(Lines of data)
----------
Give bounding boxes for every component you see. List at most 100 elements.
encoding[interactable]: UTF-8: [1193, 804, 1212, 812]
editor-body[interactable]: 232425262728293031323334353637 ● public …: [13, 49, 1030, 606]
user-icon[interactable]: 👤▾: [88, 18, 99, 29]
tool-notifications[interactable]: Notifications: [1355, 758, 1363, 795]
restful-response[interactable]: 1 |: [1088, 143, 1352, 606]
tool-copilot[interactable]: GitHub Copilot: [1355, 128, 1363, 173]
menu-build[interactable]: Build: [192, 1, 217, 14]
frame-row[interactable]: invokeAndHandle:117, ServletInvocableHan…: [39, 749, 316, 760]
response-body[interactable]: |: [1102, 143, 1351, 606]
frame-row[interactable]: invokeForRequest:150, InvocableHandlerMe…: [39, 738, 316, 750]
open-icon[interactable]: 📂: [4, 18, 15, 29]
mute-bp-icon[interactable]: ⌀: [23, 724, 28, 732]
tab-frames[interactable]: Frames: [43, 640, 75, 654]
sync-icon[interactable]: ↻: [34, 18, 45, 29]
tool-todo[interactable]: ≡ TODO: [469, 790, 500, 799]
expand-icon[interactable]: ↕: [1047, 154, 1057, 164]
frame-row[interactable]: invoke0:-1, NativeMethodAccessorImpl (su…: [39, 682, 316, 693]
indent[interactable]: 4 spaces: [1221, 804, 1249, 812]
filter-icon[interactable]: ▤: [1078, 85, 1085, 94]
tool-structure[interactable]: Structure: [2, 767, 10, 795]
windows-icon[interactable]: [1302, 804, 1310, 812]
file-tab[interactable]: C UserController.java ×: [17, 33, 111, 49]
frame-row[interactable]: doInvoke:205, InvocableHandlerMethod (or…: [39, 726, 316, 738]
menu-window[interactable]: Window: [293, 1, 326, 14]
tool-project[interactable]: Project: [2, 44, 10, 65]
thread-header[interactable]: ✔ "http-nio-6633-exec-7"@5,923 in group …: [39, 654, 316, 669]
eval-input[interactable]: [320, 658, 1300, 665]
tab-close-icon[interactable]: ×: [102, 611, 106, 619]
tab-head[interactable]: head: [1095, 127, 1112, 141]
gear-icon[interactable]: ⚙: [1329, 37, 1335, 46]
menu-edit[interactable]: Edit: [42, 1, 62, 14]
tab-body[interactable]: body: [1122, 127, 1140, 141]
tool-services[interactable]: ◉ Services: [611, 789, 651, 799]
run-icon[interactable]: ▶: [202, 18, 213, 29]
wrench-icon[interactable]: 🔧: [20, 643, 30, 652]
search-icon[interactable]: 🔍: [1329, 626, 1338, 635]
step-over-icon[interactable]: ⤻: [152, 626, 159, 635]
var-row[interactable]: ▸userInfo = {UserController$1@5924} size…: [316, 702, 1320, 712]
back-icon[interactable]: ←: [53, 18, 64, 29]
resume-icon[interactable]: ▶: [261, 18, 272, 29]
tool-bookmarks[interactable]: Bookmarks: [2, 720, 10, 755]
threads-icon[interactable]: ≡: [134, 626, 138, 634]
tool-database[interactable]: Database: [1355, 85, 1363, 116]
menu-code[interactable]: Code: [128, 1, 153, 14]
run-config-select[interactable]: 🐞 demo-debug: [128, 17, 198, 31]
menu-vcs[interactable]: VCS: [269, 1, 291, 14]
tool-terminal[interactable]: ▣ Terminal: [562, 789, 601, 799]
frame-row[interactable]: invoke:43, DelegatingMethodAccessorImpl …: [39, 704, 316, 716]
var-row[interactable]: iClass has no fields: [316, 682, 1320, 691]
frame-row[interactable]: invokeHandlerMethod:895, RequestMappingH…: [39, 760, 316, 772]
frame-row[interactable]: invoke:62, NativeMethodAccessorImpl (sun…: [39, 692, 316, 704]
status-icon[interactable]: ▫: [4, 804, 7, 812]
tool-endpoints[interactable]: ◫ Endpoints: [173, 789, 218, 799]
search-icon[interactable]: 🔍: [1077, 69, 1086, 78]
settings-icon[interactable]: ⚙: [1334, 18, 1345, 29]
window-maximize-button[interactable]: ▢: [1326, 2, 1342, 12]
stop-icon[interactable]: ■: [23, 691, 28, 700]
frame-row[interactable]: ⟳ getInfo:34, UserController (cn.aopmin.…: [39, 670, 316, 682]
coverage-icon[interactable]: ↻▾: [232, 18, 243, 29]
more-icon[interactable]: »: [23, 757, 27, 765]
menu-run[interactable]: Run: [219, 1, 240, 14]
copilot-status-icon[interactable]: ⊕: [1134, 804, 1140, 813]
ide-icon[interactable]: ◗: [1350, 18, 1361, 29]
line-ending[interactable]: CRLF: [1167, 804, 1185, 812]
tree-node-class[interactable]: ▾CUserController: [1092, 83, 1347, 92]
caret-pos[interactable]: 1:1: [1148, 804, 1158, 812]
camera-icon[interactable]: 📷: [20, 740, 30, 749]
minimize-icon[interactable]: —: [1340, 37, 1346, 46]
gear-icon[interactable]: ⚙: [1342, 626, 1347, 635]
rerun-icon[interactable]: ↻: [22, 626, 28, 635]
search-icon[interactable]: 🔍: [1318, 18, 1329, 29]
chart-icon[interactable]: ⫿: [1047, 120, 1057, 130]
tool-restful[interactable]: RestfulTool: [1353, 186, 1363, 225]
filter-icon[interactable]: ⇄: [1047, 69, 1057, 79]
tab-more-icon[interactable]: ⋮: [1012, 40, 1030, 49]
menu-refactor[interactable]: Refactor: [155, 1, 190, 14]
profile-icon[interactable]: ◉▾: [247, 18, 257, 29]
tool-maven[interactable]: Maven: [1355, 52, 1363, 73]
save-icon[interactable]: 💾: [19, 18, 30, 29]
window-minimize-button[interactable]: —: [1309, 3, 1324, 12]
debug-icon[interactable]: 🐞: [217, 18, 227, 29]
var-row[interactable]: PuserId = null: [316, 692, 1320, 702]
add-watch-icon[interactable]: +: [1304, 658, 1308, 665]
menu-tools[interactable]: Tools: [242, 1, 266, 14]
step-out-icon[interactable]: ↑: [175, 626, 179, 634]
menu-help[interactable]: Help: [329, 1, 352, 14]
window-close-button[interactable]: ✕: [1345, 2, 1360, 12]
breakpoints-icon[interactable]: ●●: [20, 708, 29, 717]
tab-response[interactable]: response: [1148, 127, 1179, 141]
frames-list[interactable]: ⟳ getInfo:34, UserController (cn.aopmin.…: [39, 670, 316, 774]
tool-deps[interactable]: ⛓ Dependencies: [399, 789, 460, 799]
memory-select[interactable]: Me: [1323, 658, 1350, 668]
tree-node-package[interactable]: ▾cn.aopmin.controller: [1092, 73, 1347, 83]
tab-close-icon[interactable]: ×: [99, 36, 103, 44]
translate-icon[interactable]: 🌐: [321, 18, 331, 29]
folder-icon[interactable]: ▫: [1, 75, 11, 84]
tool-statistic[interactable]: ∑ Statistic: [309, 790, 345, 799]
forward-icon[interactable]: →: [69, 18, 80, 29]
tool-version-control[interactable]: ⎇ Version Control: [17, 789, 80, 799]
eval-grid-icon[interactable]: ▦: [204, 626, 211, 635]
----------
**SHORT PROBLEM:**
Duplicate all of the listing above line for line, without any alterations.

**SOLUTION:**
Give bounding boxes for every component you see. List at most 100 elements.
encoding[interactable]: UTF-8: [1193, 804, 1212, 812]
editor-body[interactable]: 232425262728293031323334353637 ● public …: [13, 49, 1030, 606]
user-icon[interactable]: 👤▾: [88, 18, 99, 29]
tool-notifications[interactable]: Notifications: [1355, 758, 1363, 795]
restful-response[interactable]: 1 |: [1088, 143, 1352, 606]
tool-copilot[interactable]: GitHub Copilot: [1355, 128, 1363, 173]
menu-build[interactable]: Build: [192, 1, 217, 14]
frame-row[interactable]: invokeAndHandle:117, ServletInvocableHan…: [39, 749, 316, 760]
response-body[interactable]: |: [1102, 143, 1351, 606]
frame-row[interactable]: invokeForRequest:150, InvocableHandlerMe…: [39, 738, 316, 750]
open-icon[interactable]: 📂: [4, 18, 15, 29]
mute-bp-icon[interactable]: ⌀: [23, 724, 28, 732]
tab-frames[interactable]: Frames: [43, 640, 75, 654]
sync-icon[interactable]: ↻: [34, 18, 45, 29]
tool-todo[interactable]: ≡ TODO: [469, 790, 500, 799]
expand-icon[interactable]: ↕: [1047, 154, 1057, 164]
frame-row[interactable]: invoke0:-1, NativeMethodAccessorImpl (su…: [39, 682, 316, 693]
indent[interactable]: 4 spaces: [1221, 804, 1249, 812]
filter-icon[interactable]: ▤: [1078, 85, 1085, 94]
tool-structure[interactable]: Structure: [2, 767, 10, 795]
windows-icon[interactable]: [1302, 804, 1310, 812]
file-tab[interactable]: C UserController.java ×: [17, 33, 111, 49]
frame-row[interactable]: doInvoke:205, InvocableHandlerMethod (or…: [39, 726, 316, 738]
menu-window[interactable]: Window: [293, 1, 326, 14]
tool-project[interactable]: Project: [2, 44, 10, 65]
thread-header[interactable]: ✔ "http-nio-6633-exec-7"@5,923 in group …: [39, 654, 316, 669]
eval-input[interactable]: [320, 658, 1300, 665]
tab-close-icon[interactable]: ×: [102, 611, 106, 619]
tab-head[interactable]: head: [1095, 127, 1112, 141]
gear-icon[interactable]: ⚙: [1329, 37, 1335, 46]
menu-edit[interactable]: Edit: [42, 1, 62, 14]
tab-body[interactable]: body: [1122, 127, 1140, 141]
tool-services[interactable]: ◉ Services: [611, 789, 651, 799]
run-icon[interactable]: ▶: [202, 18, 213, 29]
wrench-icon[interactable]: 🔧: [20, 643, 30, 652]
search-icon[interactable]: 🔍: [1329, 626, 1338, 635]
step-over-icon[interactable]: ⤻: [152, 626, 159, 635]
var-row[interactable]: ▸userInfo = {UserController$1@5924} size…: [316, 702, 1320, 712]
back-icon[interactable]: ←: [53, 18, 64, 29]
resume-icon[interactable]: ▶: [261, 18, 272, 29]
tool-bookmarks[interactable]: Bookmarks: [2, 720, 10, 755]
threads-icon[interactable]: ≡: [134, 626, 138, 634]
tool-database[interactable]: Database: [1355, 85, 1363, 116]
menu-code[interactable]: Code: [128, 1, 153, 14]
run-config-select[interactable]: 🐞 demo-debug: [128, 17, 198, 31]
menu-vcs[interactable]: VCS: [269, 1, 291, 14]
tool-terminal[interactable]: ▣ Terminal: [562, 789, 601, 799]
frame-row[interactable]: invoke:43, DelegatingMethodAccessorImpl …: [39, 704, 316, 716]
var-row[interactable]: iClass has no fields: [316, 682, 1320, 691]
frame-row[interactable]: invokeHandlerMethod:895, RequestMappingH…: [39, 760, 316, 772]
frame-row[interactable]: invoke:62, NativeMethodAccessorImpl (sun…: [39, 692, 316, 704]
status-icon[interactable]: ▫: [4, 804, 7, 812]
tool-endpoints[interactable]: ◫ Endpoints: [173, 789, 218, 799]
search-icon[interactable]: 🔍: [1077, 69, 1086, 78]
settings-icon[interactable]: ⚙: [1334, 18, 1345, 29]
window-maximize-button[interactable]: ▢: [1326, 2, 1342, 12]
stop-icon[interactable]: ■: [23, 691, 28, 700]
frame-row[interactable]: ⟳ getInfo:34, UserController (cn.aopmin.…: [39, 670, 316, 682]
coverage-icon[interactable]: ↻▾: [232, 18, 243, 29]
more-icon[interactable]: »: [23, 757, 27, 765]
menu-run[interactable]: Run: [219, 1, 240, 14]
copilot-status-icon[interactable]: ⊕: [1134, 804, 1140, 813]
ide-icon[interactable]: ◗: [1350, 18, 1361, 29]
line-ending[interactable]: CRLF: [1167, 804, 1185, 812]
tree-node-class[interactable]: ▾CUserController: [1092, 83, 1347, 92]
caret-pos[interactable]: 1:1: [1148, 804, 1158, 812]
camera-icon[interactable]: 📷: [20, 740, 30, 749]
minimize-icon[interactable]: —: [1340, 37, 1346, 46]
gear-icon[interactable]: ⚙: [1342, 626, 1347, 635]
rerun-icon[interactable]: ↻: [22, 626, 28, 635]
search-icon[interactable]: 🔍: [1318, 18, 1329, 29]
chart-icon[interactable]: ⫿: [1047, 120, 1057, 130]
tool-restful[interactable]: RestfulTool: [1353, 186, 1363, 225]
filter-icon[interactable]: ⇄: [1047, 69, 1057, 79]
tab-more-icon[interactable]: ⋮: [1012, 40, 1030, 49]
menu-refactor[interactable]: Refactor: [155, 1, 190, 14]
profile-icon[interactable]: ◉▾: [247, 18, 257, 29]
tool-maven[interactable]: Maven: [1355, 52, 1363, 73]
save-icon[interactable]: 💾: [19, 18, 30, 29]
window-minimize-button[interactable]: —: [1309, 3, 1324, 12]
debug-icon[interactable]: 🐞: [217, 18, 227, 29]
var-row[interactable]: PuserId = null: [316, 692, 1320, 702]
add-watch-icon[interactable]: +: [1304, 658, 1308, 665]
menu-tools[interactable]: Tools: [242, 1, 266, 14]
step-out-icon[interactable]: ↑: [175, 626, 179, 634]
menu-help[interactable]: Help: [329, 1, 352, 14]
window-close-button[interactable]: ✕: [1345, 2, 1360, 12]
breakpoints-icon[interactable]: ●●: [20, 708, 29, 717]
tab-response[interactable]: response: [1148, 127, 1179, 141]
frames-list[interactable]: ⟳ getInfo:34, UserController (cn.aopmin.…: [39, 670, 316, 774]
tool-deps[interactable]: ⛓ Dependencies: [399, 789, 460, 799]
memory-select[interactable]: Me: [1323, 658, 1350, 668]
tree-node-package[interactable]: ▾cn.aopmin.controller: [1092, 73, 1347, 83]
tab-close-icon[interactable]: ×: [99, 36, 103, 44]
translate-icon[interactable]: 🌐: [321, 18, 331, 29]
folder-icon[interactable]: ▫: [1, 75, 11, 84]
tool-statistic[interactable]: ∑ Statistic: [309, 790, 345, 799]
forward-icon[interactable]: →: [69, 18, 80, 29]
tool-version-control[interactable]: ⎇ Version Control: [17, 789, 80, 799]
eval-grid-icon[interactable]: ▦: [204, 626, 211, 635]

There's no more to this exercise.